⟨
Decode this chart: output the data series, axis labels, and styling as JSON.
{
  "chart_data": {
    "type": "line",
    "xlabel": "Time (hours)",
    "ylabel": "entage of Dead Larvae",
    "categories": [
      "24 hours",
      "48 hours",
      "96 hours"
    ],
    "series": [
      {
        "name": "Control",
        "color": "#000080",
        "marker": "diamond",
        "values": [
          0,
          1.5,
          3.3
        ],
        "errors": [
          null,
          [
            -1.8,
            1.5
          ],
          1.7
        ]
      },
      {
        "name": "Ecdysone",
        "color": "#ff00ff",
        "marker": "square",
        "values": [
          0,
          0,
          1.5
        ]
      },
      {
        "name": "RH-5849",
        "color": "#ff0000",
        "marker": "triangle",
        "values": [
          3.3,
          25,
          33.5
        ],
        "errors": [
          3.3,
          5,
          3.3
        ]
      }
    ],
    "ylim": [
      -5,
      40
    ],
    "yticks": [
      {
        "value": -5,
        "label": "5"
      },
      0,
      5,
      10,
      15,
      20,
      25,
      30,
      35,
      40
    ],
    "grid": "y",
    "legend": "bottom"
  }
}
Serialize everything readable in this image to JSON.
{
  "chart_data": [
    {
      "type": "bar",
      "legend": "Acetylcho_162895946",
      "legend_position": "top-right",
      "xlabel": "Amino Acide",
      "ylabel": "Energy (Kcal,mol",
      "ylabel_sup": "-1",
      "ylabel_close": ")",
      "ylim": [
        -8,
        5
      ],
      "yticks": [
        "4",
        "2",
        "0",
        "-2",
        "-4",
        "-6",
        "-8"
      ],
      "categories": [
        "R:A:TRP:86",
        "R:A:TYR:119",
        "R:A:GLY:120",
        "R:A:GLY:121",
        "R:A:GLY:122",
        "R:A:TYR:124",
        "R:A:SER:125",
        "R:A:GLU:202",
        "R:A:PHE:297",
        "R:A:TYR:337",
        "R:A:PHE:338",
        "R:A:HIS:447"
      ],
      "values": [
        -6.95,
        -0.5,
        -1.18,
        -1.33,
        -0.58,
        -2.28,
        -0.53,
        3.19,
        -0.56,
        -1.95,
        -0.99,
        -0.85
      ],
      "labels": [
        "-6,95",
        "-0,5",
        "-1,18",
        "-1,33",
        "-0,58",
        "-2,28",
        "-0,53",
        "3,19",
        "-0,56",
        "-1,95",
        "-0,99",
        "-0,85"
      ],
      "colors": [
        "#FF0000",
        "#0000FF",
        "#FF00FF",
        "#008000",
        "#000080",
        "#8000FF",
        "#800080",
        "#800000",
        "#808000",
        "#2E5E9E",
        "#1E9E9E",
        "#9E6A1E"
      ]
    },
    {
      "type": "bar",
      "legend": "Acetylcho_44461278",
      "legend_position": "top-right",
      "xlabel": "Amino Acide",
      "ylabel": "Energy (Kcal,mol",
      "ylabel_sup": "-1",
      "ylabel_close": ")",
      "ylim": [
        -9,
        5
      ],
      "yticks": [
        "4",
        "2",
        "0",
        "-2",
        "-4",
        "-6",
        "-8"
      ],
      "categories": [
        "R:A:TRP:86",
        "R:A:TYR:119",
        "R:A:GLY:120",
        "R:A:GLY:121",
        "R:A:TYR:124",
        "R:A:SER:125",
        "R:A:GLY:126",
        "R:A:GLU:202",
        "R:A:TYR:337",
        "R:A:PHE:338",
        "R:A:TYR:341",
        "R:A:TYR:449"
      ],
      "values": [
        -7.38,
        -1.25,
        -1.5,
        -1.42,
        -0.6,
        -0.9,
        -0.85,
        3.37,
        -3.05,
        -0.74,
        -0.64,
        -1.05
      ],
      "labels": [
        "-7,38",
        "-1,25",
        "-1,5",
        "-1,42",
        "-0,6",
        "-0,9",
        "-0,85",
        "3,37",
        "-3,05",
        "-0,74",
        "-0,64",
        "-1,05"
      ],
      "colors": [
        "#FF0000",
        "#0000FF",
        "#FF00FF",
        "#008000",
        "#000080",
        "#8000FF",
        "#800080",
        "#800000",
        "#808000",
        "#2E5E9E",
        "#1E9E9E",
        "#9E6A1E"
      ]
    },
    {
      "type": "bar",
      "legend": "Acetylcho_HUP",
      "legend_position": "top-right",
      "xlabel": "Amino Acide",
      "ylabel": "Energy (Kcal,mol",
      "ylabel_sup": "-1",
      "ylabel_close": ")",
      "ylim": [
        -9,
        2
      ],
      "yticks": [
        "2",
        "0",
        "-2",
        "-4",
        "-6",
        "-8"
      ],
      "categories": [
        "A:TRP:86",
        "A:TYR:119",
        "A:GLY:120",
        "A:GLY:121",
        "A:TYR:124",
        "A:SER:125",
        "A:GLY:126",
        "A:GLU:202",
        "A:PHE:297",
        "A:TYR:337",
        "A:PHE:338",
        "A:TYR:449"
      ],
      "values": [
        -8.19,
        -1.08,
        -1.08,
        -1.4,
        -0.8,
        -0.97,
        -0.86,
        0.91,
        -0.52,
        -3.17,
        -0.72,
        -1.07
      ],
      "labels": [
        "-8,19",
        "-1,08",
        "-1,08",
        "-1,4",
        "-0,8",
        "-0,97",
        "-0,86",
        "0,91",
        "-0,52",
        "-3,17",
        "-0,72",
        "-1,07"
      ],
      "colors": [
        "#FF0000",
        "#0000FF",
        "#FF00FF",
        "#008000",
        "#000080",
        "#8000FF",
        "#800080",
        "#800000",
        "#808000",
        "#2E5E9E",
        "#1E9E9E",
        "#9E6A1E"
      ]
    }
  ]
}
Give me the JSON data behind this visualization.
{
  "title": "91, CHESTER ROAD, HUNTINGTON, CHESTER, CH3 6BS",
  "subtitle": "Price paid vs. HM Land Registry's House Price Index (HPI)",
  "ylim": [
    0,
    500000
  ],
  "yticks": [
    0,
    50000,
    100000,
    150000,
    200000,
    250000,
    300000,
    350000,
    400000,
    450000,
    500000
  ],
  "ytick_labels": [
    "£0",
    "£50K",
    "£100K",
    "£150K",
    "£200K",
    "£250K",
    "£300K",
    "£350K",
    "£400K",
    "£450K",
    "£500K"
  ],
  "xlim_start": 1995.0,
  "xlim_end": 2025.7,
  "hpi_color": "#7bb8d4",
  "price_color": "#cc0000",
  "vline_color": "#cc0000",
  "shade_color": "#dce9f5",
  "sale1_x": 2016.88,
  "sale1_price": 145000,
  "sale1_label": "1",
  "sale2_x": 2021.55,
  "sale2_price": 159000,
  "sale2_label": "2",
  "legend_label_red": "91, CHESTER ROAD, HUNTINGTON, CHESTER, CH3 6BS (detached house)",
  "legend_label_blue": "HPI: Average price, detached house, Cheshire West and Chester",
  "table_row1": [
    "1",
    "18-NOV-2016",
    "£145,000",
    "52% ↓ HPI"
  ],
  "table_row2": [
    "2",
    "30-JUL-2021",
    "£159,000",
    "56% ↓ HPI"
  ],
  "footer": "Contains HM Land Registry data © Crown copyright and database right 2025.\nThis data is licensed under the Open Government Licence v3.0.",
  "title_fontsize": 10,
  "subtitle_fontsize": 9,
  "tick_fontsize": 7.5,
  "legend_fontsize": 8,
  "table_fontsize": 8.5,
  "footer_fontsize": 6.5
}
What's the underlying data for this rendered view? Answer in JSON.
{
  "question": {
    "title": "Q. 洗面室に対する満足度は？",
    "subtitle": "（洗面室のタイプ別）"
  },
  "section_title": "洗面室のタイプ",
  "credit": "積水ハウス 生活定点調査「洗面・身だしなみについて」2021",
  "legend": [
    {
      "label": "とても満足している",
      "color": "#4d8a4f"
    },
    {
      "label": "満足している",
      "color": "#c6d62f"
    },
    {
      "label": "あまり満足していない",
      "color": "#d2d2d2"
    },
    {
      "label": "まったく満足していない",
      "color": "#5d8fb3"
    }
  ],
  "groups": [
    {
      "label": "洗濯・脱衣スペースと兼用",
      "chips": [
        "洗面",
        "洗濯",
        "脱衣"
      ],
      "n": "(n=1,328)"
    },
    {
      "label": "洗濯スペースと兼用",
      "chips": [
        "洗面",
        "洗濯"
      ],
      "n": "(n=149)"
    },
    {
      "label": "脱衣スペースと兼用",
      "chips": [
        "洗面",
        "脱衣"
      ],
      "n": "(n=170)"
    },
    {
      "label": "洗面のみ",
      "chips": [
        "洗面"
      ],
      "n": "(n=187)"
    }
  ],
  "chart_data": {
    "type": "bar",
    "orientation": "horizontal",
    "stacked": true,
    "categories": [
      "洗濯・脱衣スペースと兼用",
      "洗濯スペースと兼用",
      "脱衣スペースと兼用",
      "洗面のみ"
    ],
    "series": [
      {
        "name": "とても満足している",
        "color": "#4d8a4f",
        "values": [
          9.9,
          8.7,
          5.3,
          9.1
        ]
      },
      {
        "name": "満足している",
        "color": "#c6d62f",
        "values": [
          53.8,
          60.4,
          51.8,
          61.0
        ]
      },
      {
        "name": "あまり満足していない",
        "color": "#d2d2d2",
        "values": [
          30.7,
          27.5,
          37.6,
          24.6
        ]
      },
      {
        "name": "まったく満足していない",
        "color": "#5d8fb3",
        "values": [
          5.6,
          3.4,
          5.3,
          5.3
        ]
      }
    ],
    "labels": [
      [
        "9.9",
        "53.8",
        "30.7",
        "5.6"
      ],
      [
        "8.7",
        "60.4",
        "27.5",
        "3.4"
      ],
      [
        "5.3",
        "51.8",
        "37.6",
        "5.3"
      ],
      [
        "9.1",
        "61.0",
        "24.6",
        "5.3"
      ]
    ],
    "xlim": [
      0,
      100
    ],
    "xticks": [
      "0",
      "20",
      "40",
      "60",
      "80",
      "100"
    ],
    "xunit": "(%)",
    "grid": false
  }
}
⟩
◆ WORK INSTRUCTIONS: Which lines contain "name"? Copy each of them.

◆ COMPLETE ANSWER:
        "name": "Control",
        "name": "Ecdysone",
        "name": "RH-5849",
        "name": "とても満足している",
        "name": "満足している",
        "name": "あまり満足していない",
        "name": "まったく満足していない",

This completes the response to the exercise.